Take the entries below and reproduce them word for word.
---- GIVEN DATA
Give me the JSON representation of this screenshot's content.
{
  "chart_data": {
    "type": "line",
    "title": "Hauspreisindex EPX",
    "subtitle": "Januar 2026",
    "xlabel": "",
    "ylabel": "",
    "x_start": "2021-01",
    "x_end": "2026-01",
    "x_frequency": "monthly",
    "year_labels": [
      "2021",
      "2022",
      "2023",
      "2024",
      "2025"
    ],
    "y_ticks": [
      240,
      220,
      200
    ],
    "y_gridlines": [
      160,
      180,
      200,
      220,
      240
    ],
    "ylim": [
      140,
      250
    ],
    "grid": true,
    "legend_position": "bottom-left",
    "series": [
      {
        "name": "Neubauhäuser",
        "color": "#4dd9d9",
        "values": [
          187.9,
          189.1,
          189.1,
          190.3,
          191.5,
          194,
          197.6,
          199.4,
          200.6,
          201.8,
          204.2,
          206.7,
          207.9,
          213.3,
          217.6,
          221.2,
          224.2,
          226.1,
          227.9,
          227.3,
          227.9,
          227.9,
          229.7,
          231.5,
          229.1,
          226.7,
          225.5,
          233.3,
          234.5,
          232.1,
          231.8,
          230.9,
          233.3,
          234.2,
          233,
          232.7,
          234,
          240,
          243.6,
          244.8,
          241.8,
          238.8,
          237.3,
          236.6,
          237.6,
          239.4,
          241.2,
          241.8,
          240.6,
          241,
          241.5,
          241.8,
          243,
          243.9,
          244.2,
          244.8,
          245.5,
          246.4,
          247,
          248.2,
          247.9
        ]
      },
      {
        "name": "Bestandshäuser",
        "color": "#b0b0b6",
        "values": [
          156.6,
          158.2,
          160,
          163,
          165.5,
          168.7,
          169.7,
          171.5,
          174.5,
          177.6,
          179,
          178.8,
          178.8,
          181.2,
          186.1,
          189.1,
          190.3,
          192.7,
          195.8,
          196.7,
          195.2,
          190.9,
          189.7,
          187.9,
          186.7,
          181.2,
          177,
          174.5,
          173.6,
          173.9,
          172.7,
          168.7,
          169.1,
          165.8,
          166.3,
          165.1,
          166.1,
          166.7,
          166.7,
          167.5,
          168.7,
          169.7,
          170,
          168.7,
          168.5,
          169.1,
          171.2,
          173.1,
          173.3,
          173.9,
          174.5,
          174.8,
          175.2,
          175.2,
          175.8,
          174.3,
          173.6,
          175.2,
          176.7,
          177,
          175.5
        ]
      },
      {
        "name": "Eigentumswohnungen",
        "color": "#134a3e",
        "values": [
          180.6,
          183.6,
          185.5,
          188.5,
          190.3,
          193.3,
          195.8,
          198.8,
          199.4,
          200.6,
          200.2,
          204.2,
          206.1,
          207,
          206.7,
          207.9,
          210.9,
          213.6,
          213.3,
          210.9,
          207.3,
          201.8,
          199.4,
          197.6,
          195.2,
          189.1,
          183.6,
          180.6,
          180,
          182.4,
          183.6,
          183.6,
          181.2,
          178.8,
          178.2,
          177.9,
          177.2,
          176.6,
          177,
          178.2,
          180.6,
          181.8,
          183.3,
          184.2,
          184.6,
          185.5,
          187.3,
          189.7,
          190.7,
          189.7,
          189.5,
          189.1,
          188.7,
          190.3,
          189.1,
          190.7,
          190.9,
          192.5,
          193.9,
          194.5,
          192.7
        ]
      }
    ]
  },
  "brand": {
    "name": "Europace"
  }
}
--------
→ **IN RESPONSE**
Give me the JSON representation of this screenshot's content.
{
  "chart_data": {
    "type": "line",
    "title": "Hauspreisindex EPX",
    "subtitle": "Januar 2026",
    "xlabel": "",
    "ylabel": "",
    "x_start": "2021-01",
    "x_end": "2026-01",
    "x_frequency": "monthly",
    "year_labels": [
      "2021",
      "2022",
      "2023",
      "2024",
      "2025"
    ],
    "y_ticks": [
      240,
      220,
      200
    ],
    "y_gridlines": [
      160,
      180,
      200,
      220,
      240
    ],
    "ylim": [
      140,
      250
    ],
    "grid": true,
    "legend_position": "bottom-left",
    "series": [
      {
        "name": "Neubauhäuser",
        "color": "#4dd9d9",
        "values": [
          187.9,
          189.1,
          189.1,
          190.3,
          191.5,
          194,
          197.6,
          199.4,
          200.6,
          201.8,
          204.2,
          206.7,
          207.9,
          213.3,
          217.6,
          221.2,
          224.2,
          226.1,
          227.9,
          227.3,
          227.9,
          227.9,
          229.7,
          231.5,
          229.1,
          226.7,
          225.5,
          233.3,
          234.5,
          232.1,
          231.8,
          230.9,
          233.3,
          234.2,
          233,
          232.7,
          234,
          240,
          243.6,
          244.8,
          241.8,
          238.8,
          237.3,
          236.6,
          237.6,
          239.4,
          241.2,
          241.8,
          240.6,
          241,
          241.5,
          241.8,
          243,
          243.9,
          244.2,
          244.8,
          245.5,
          246.4,
          247,
          248.2,
          247.9
        ]
      },
      {
        "name": "Bestandshäuser",
        "color": "#b0b0b6",
        "values": [
          156.6,
          158.2,
          160,
          163,
          165.5,
          168.7,
          169.7,
          171.5,
          174.5,
          177.6,
          179,
          178.8,
          178.8,
          181.2,
          186.1,
          189.1,
          190.3,
          192.7,
          195.8,
          196.7,
          195.2,
          190.9,
          189.7,
          187.9,
          186.7,
          181.2,
          177,
          174.5,
          173.6,
          173.9,
          172.7,
          168.7,
          169.1,
          165.8,
          166.3,
          165.1,
          166.1,
          166.7,
          166.7,
          167.5,
          168.7,
          169.7,
          170,
          168.7,
          168.5,
          169.1,
          171.2,
          173.1,
          173.3,
          173.9,
          174.5,
          174.8,
          175.2,
          175.2,
          175.8,
          174.3,
          173.6,
          175.2,
          176.7,
          177,
          175.5
        ]
      },
      {
        "name": "Eigentumswohnungen",
        "color": "#134a3e",
        "values": [
          180.6,
          183.6,
          185.5,
          188.5,
          190.3,
          193.3,
          195.8,
          198.8,
          199.4,
          200.6,
          200.2,
          204.2,
          206.1,
          207,
          206.7,
          207.9,
          210.9,
          213.6,
          213.3,
          210.9,
          207.3,
          201.8,
          199.4,
          197.6,
          195.2,
          189.1,
          183.6,
          180.6,
          180,
          182.4,
          183.6,
          183.6,
          181.2,
          178.8,
          178.2,
          177.9,
          177.2,
          176.6,
          177,
          178.2,
          180.6,
          181.8,
          183.3,
          184.2,
          184.6,
          185.5,
          187.3,
          189.7,
          190.7,
          189.7,
          189.5,
          189.1,
          188.7,
          190.3,
          189.1,
          190.7,
          190.9,
          192.5,
          193.9,
          194.5,
          192.7
        ]
      }
    ]
  },
  "brand": {
    "name": "Europace"
  }
}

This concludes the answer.